Every line below should be repeated exactly.
======== DATA ENTRIES
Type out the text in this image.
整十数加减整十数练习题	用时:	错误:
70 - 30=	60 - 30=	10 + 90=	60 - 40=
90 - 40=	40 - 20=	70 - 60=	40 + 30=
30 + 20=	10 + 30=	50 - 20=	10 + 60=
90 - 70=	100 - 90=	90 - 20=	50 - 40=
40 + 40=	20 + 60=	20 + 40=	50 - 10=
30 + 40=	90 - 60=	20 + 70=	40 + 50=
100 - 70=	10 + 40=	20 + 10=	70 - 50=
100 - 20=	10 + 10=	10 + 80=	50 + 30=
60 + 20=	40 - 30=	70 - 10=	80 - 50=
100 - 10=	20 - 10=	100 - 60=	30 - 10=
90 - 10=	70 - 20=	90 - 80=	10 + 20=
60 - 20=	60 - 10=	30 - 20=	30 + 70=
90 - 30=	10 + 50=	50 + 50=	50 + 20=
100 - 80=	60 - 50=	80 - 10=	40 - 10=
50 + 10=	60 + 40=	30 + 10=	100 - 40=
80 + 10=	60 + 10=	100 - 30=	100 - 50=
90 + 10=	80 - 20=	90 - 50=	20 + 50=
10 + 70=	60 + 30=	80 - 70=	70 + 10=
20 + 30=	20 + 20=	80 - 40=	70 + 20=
================
> _ANSWER TO THIS PROBLEM_
Type out the text in this image.
整十数加减整十数练习题	用时:	错误:
70 - 30=	60 - 30=	10 + 90=	60 - 40=
90 - 40=	40 - 20=	70 - 60=	40 + 30=
30 + 20=	10 + 30=	50 - 20=	10 + 60=
90 - 70=	100 - 90=	90 - 20=	50 - 40=
40 + 40=	20 + 60=	20 + 40=	50 - 10=
30 + 40=	90 - 60=	20 + 70=	40 + 50=
100 - 70=	10 + 40=	20 + 10=	70 - 50=
100 - 20=	10 + 10=	10 + 80=	50 + 30=
60 + 20=	40 - 30=	70 - 10=	80 - 50=
100 - 10=	20 - 10=	100 - 60=	30 - 10=
90 - 10=	70 - 20=	90 - 80=	10 + 20=
60 - 20=	60 - 10=	30 - 20=	30 + 70=
90 - 30=	10 + 50=	50 + 50=	50 + 20=
100 - 80=	60 - 50=	80 - 10=	40 - 10=
50 + 10=	60 + 40=	30 + 10=	100 - 40=
80 + 10=	60 + 10=	100 - 30=	100 - 50=
90 + 10=	80 - 20=	90 - 50=	20 + 50=
10 + 70=	60 + 30=	80 - 70=	70 + 10=
20 + 30=	20 + 20=	80 - 40=	70 + 20=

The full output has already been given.